══ RECORDS FOR THIS EXERCISE

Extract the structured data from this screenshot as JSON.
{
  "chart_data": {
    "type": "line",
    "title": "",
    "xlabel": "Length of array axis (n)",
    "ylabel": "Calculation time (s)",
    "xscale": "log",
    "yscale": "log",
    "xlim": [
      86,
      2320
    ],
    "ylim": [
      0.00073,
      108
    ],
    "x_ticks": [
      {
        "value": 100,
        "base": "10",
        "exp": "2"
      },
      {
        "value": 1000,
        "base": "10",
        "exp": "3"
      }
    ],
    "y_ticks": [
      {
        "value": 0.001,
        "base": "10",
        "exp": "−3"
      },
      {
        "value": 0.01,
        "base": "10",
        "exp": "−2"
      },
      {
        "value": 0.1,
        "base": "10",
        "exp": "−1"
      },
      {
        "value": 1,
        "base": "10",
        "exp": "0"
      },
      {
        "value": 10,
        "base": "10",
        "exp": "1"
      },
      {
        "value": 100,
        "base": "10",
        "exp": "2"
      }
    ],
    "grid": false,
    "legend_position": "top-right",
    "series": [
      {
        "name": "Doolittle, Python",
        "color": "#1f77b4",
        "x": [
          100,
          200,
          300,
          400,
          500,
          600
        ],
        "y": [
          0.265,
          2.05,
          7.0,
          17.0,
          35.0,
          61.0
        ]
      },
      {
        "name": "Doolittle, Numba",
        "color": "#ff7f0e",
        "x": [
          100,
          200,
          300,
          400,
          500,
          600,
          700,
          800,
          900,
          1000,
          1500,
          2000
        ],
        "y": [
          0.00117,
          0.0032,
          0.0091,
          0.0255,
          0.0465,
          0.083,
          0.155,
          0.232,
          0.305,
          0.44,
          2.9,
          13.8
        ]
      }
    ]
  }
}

════
══ RECORDS FOR THIS EXERCISE

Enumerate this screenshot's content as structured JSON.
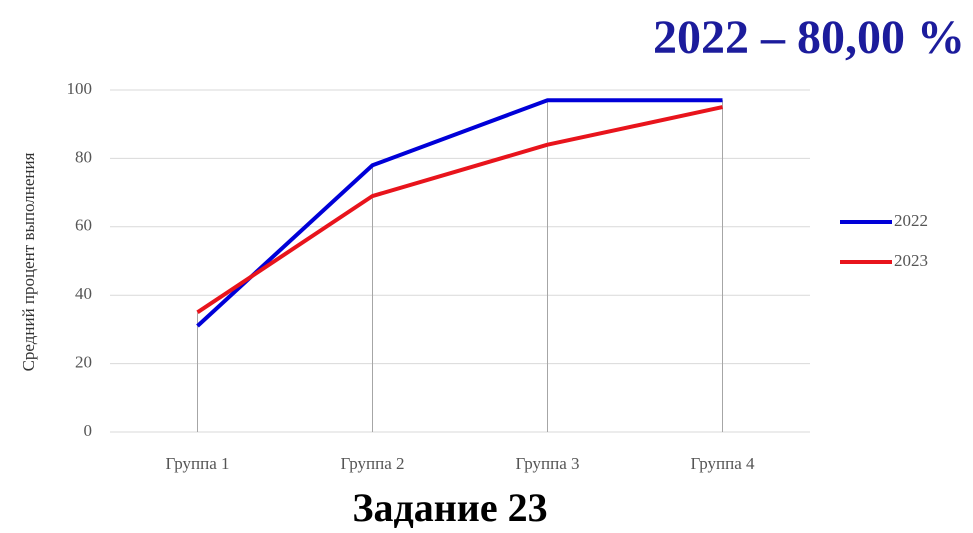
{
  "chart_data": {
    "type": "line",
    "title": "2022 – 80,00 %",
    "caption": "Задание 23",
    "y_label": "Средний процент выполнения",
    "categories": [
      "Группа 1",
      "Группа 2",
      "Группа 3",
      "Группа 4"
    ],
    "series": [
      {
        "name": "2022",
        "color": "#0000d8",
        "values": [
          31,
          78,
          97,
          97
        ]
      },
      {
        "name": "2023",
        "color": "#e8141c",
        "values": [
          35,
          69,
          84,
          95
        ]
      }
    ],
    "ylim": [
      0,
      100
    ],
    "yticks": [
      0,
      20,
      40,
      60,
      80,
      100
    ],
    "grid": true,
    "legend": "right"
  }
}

════

> [WRITTEN REQUEST]
Work out how many lines of the material above contain the word "Doolittle", then give only that figure.

> [EXERCISE OUTPUT]
2